● **EXERCISE DETAILS**: Each line of the listing must be transcribed exactly, except for the images, which should be excluded.
* * * * * * * * *
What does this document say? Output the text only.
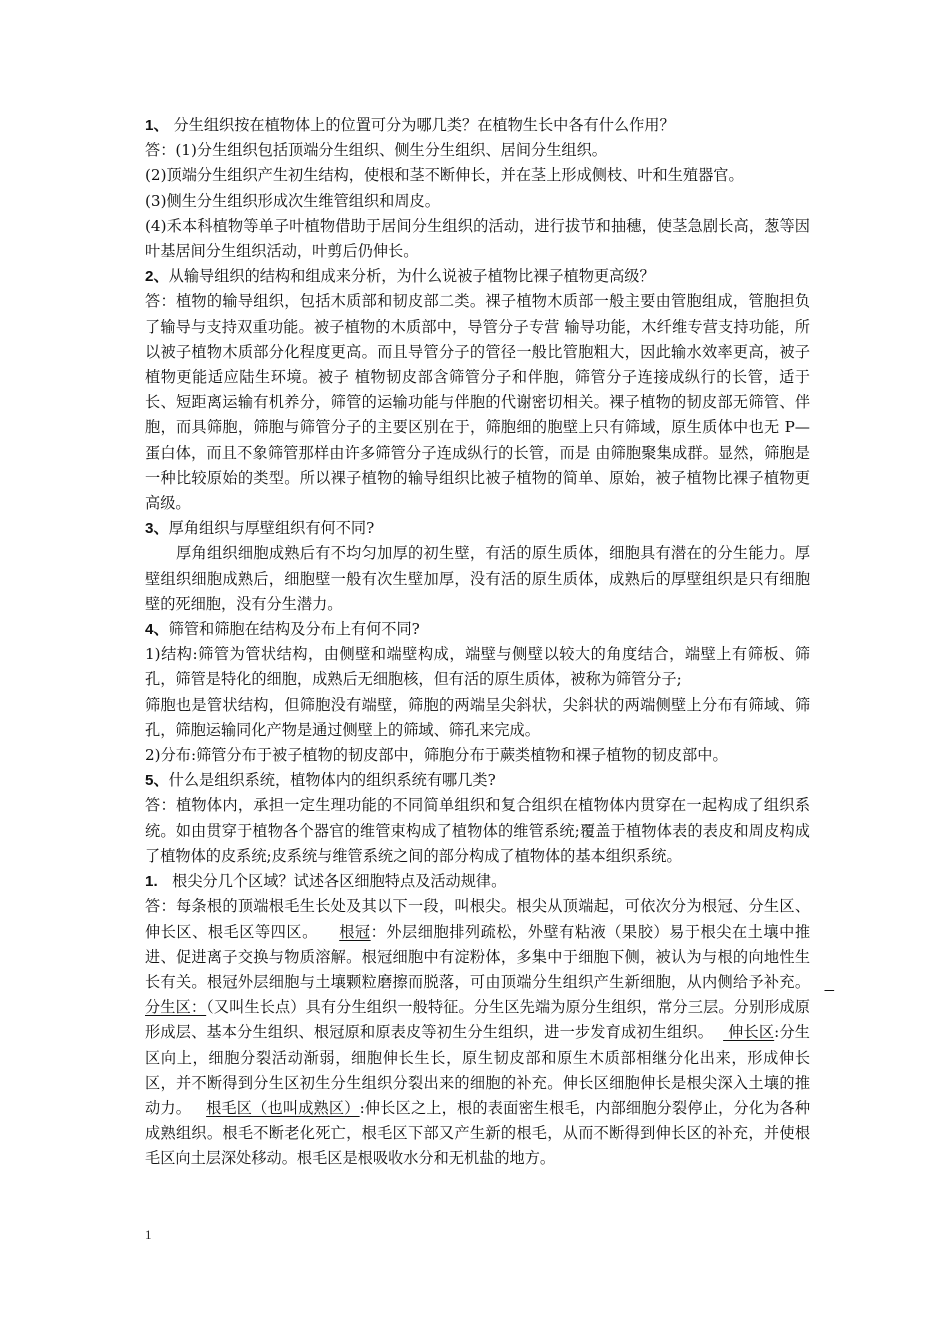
1、 分生组织按在植物体上的位置可分为哪几类？在植物生长中各有什么作用？

答：(1)分生组织包括顶端分生组织、侧生分生组织、居间分生组织。

(2)顶端分生组织产生初生结构，使根和茎不断伸长，并在茎上形成侧枝、叶和生殖器官。

(3)侧生分生组织形成次生维管组织和周皮。

(4)禾本科植物等单子叶植物借助于居间分生组织的活动，进行拔节和抽穗，使茎急剧长高，葱等因叶基居间分生组织活动，叶剪后仍伸长。

2、从输导组织的结构和组成来分析，为什么说被子植物比裸子植物更高级？

答：植物的输导组织，包括木质部和韧皮部二类。裸子植物木质部一般主要由管胞组成，管胞担负了输导与支持双重功能。被子植物的木质部中，导管分子专营 输导功能，木纤维专营支持功能，所以被子植物木质部分化程度更高。而且导管分子的管径一般比管胞粗大，因此输水效率更高，被子植物更能适应陆生环境。被子 植物韧皮部含筛管分子和伴胞，筛管分子连接成纵行的长管，适于长、短距离运输有机养分，筛管的运输功能与伴胞的代谢密切相关。裸子植物的韧皮部无筛管、伴 胞，而具筛胞，筛胞与筛管分子的主要区别在于，筛胞细的胞壁上只有筛域，原生质体中也无 P—蛋白体，而且不象筛管那样由许多筛管分子连成纵行的长管，而是 由筛胞聚集成群。显然，筛胞是一种比较原始的类型。所以裸子植物的输导组织比被子植物的简单、原始，被子植物比裸子植物更高级。

3、厚角组织与厚壁组织有何不同?

厚角组织细胞成熟后有不均匀加厚的初生壁，有活的原生质体，细胞具有潜在的分生能力。厚壁组织细胞成熟后，细胞壁一般有次生壁加厚，没有活的原生质体，成熟后的厚壁组织是只有细胞壁的死细胞，没有分生潜力。

4、筛管和筛胞在结构及分布上有何不同?

1)结构:筛管为管状结构，由侧壁和端壁构成，端壁与侧壁以较大的角度结合，端壁上有筛板、筛孔，筛管是特化的细胞，成熟后无细胞核，但有活的原生质体，被称为筛管分子;

筛胞也是管状结构，但筛胞没有端壁，筛胞的两端呈尖斜状，尖斜状的两端侧壁上分布有筛域、筛孔，筛胞运输同化产物是通过侧壁上的筛域、筛孔来完成。

2)分布:筛管分布于被子植物的韧皮部中，筛胞分布于蕨类植物和裸子植物的韧皮部中。

5、什么是组织系统，植物体内的组织系统有哪几类?

答：植物体内，承担一定生理功能的不同简单组织和复合组织在植物体内贯穿在一起构成了组织系统。如由贯穿于植物各个器官的维管束构成了植物体的维管系统;覆盖于植物体表的表皮和周皮构成了植物体的皮系统;皮系统与维管系统之间的部分构成了植物体的基本组织系统。

1.   根尖分几个区域？试述各区细胞特点及活动规律。

答：每条根的顶端根毛生长处及其以下一段，叫根尖。根尖从顶端起，可依次分为根冠、分生区、伸长区、根毛区等四区。    根冠：外层细胞排列疏松，外壁有粘液（果胶）易于根尖在土壤中推进、促进离子交换与物质溶解。根冠细胞中有淀粉体，多集中于细胞下侧，被认为与根的向地性生长有关。根冠外层细胞与土壤颗粒磨擦而脱落，可由顶端分生组织产生新细胞，从内侧给予补充。     分生区：（又叫生长点）具有分生组织一般特征。分生区先端为原分生组织，常分三层。分别形成原形成层、基本分生组织、根冠原和原表皮等初生分生组织，进一步发育成初生组织。   伸长区:分生区向上，细胞分裂活动渐弱，细胞伸长生长，原生韧皮部和原生木质部相继分化出来，形成伸长区，并不断得到分生区初生分生组织分裂出来的细胞的补充。伸长区细胞伸长是根尖深入土壤的推动力。   根毛区（也叫成熟区）:伸长区之上，根的表面密生根毛，内部细胞分裂停止，分化为各种成熟组织。根毛不断老化死亡，根毛区下部又产生新的根毛，从而不断得到伸长区的补充，并使根毛区向土层深处移动。根毛区是根吸收水分和无机盐的地方。

1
* * * * * * * * *
● **EXERCISE SOLUTION**:
What does this document say? Output the text only.
1、 分生组织按在植物体上的位置可分为哪几类？在植物生长中各有什么作用？

答：(1)分生组织包括顶端分生组织、侧生分生组织、居间分生组织。

(2)顶端分生组织产生初生结构，使根和茎不断伸长，并在茎上形成侧枝、叶和生殖器官。

(3)侧生分生组织形成次生维管组织和周皮。

(4)禾本科植物等单子叶植物借助于居间分生组织的活动，进行拔节和抽穗，使茎急剧长高，葱等因叶基居间分生组织活动，叶剪后仍伸长。

2、从输导组织的结构和组成来分析，为什么说被子植物比裸子植物更高级？

答：植物的输导组织，包括木质部和韧皮部二类。裸子植物木质部一般主要由管胞组成，管胞担负了输导与支持双重功能。被子植物的木质部中，导管分子专营 输导功能，木纤维专营支持功能，所以被子植物木质部分化程度更高。而且导管分子的管径一般比管胞粗大，因此输水效率更高，被子植物更能适应陆生环境。被子 植物韧皮部含筛管分子和伴胞，筛管分子连接成纵行的长管，适于长、短距离运输有机养分，筛管的运输功能与伴胞的代谢密切相关。裸子植物的韧皮部无筛管、伴 胞，而具筛胞，筛胞与筛管分子的主要区别在于，筛胞细的胞壁上只有筛域，原生质体中也无 P—蛋白体，而且不象筛管那样由许多筛管分子连成纵行的长管，而是 由筛胞聚集成群。显然，筛胞是一种比较原始的类型。所以裸子植物的输导组织比被子植物的简单、原始，被子植物比裸子植物更高级。

3、厚角组织与厚壁组织有何不同?

厚角组织细胞成熟后有不均匀加厚的初生壁，有活的原生质体，细胞具有潜在的分生能力。厚壁组织细胞成熟后，细胞壁一般有次生壁加厚，没有活的原生质体，成熟后的厚壁组织是只有细胞壁的死细胞，没有分生潜力。

4、筛管和筛胞在结构及分布上有何不同?

1)结构:筛管为管状结构，由侧壁和端壁构成，端壁与侧壁以较大的角度结合，端壁上有筛板、筛孔，筛管是特化的细胞，成熟后无细胞核，但有活的原生质体，被称为筛管分子;

筛胞也是管状结构，但筛胞没有端壁，筛胞的两端呈尖斜状，尖斜状的两端侧壁上分布有筛域、筛孔，筛胞运输同化产物是通过侧壁上的筛域、筛孔来完成。

2)分布:筛管分布于被子植物的韧皮部中，筛胞分布于蕨类植物和裸子植物的韧皮部中。

5、什么是组织系统，植物体内的组织系统有哪几类?

答：植物体内，承担一定生理功能的不同简单组织和复合组织在植物体内贯穿在一起构成了组织系统。如由贯穿于植物各个器官的维管束构成了植物体的维管系统;覆盖于植物体表的表皮和周皮构成了植物体的皮系统;皮系统与维管系统之间的部分构成了植物体的基本组织系统。

1.   根尖分几个区域？试述各区细胞特点及活动规律。

答：每条根的顶端根毛生长处及其以下一段，叫根尖。根尖从顶端起，可依次分为根冠、分生区、伸长区、根毛区等四区。    根冠：外层细胞排列疏松，外壁有粘液（果胶）易于根尖在土壤中推进、促进离子交换与物质溶解。根冠细胞中有淀粉体，多集中于细胞下侧，被认为与根的向地性生长有关。根冠外层细胞与土壤颗粒磨擦而脱落，可由顶端分生组织产生新细胞，从内侧给予补充。     分生区：（又叫生长点）具有分生组织一般特征。分生区先端为原分生组织，常分三层。分别形成原形成层、基本分生组织、根冠原和原表皮等初生分生组织，进一步发育成初生组织。   伸长区:分生区向上，细胞分裂活动渐弱，细胞伸长生长，原生韧皮部和原生木质部相继分化出来，形成伸长区，并不断得到分生区初生分生组织分裂出来的细胞的补充。伸长区细胞伸长是根尖深入土壤的推动力。   根毛区（也叫成熟区）:伸长区之上，根的表面密生根毛，内部细胞分裂停止，分化为各种成熟组织。根毛不断老化死亡，根毛区下部又产生新的根毛，从而不断得到伸长区的补充，并使根毛区向土层深处移动。根毛区是根吸收水分和无机盐的地方。

1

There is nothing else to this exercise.